> [SET TASK] Each line that follows should be printed again exactly as it stands.

▼

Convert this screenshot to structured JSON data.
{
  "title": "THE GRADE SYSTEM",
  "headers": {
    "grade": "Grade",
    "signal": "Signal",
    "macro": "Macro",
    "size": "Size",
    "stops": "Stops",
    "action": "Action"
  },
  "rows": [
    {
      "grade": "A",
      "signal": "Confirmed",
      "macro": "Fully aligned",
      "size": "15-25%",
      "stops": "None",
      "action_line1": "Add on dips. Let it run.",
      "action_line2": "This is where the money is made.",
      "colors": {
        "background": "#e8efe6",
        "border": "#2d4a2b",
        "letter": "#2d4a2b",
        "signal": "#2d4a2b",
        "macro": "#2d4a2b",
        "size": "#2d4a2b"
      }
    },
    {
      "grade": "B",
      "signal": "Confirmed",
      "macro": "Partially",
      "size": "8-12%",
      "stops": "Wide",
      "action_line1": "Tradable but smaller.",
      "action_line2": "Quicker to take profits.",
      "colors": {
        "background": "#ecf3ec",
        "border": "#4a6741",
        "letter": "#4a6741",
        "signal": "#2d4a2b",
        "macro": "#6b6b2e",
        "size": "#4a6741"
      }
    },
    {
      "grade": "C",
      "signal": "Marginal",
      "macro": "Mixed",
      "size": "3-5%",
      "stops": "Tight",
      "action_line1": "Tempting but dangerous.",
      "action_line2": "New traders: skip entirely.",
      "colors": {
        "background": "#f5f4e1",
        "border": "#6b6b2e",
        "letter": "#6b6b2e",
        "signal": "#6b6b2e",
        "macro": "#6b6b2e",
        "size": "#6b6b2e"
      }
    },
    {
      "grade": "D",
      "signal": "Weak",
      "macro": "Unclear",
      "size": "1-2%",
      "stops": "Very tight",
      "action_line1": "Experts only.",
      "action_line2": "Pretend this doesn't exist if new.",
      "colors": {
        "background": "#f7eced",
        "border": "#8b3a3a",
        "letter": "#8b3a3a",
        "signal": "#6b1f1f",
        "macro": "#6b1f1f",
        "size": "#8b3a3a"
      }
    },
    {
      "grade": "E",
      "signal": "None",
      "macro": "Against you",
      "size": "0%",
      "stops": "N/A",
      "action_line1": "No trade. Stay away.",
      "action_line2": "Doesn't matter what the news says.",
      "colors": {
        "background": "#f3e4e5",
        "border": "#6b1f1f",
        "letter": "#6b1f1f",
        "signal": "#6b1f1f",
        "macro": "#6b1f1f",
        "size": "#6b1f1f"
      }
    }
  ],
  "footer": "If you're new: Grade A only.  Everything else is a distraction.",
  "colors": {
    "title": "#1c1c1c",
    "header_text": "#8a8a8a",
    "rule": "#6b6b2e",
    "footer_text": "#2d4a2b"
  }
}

▲

> [RESULT]
Convert this screenshot to structured JSON data.
{
  "title": "THE GRADE SYSTEM",
  "headers": {
    "grade": "Grade",
    "signal": "Signal",
    "macro": "Macro",
    "size": "Size",
    "stops": "Stops",
    "action": "Action"
  },
  "rows": [
    {
      "grade": "A",
      "signal": "Confirmed",
      "macro": "Fully aligned",
      "size": "15-25%",
      "stops": "None",
      "action_line1": "Add on dips. Let it run.",
      "action_line2": "This is where the money is made.",
      "colors": {
        "background": "#e8efe6",
        "border": "#2d4a2b",
        "letter": "#2d4a2b",
        "signal": "#2d4a2b",
        "macro": "#2d4a2b",
        "size": "#2d4a2b"
      }
    },
    {
      "grade": "B",
      "signal": "Confirmed",
      "macro": "Partially",
      "size": "8-12%",
      "stops": "Wide",
      "action_line1": "Tradable but smaller.",
      "action_line2": "Quicker to take profits.",
      "colors": {
        "background": "#ecf3ec",
        "border": "#4a6741",
        "letter": "#4a6741",
        "signal": "#2d4a2b",
        "macro": "#6b6b2e",
        "size": "#4a6741"
      }
    },
    {
      "grade": "C",
      "signal": "Marginal",
      "macro": "Mixed",
      "size": "3-5%",
      "stops": "Tight",
      "action_line1": "Tempting but dangerous.",
      "action_line2": "New traders: skip entirely.",
      "colors": {
        "background": "#f5f4e1",
        "border": "#6b6b2e",
        "letter": "#6b6b2e",
        "signal": "#6b6b2e",
        "macro": "#6b6b2e",
        "size": "#6b6b2e"
      }
    },
    {
      "grade": "D",
      "signal": "Weak",
      "macro": "Unclear",
      "size": "1-2%",
      "stops": "Very tight",
      "action_line1": "Experts only.",
      "action_line2": "Pretend this doesn't exist if new.",
      "colors": {
        "background": "#f7eced",
        "border": "#8b3a3a",
        "letter": "#8b3a3a",
        "signal": "#6b1f1f",
        "macro": "#6b1f1f",
        "size": "#8b3a3a"
      }
    },
    {
      "grade": "E",
      "signal": "None",
      "macro": "Against you",
      "size": "0%",
      "stops": "N/A",
      "action_line1": "No trade. Stay away.",
      "action_line2": "Doesn't matter what the news says.",
      "colors": {
        "background": "#f3e4e5",
        "border": "#6b1f1f",
        "letter": "#6b1f1f",
        "signal": "#6b1f1f",
        "macro": "#6b1f1f",
        "size": "#6b1f1f"
      }
    }
  ],
  "footer": "If you're new: Grade A only.  Everything else is a distraction.",
  "colors": {
    "title": "#1c1c1c",
    "header_text": "#8a8a8a",
    "rule": "#6b6b2e",
    "footer_text": "#2d4a2b"
  }
}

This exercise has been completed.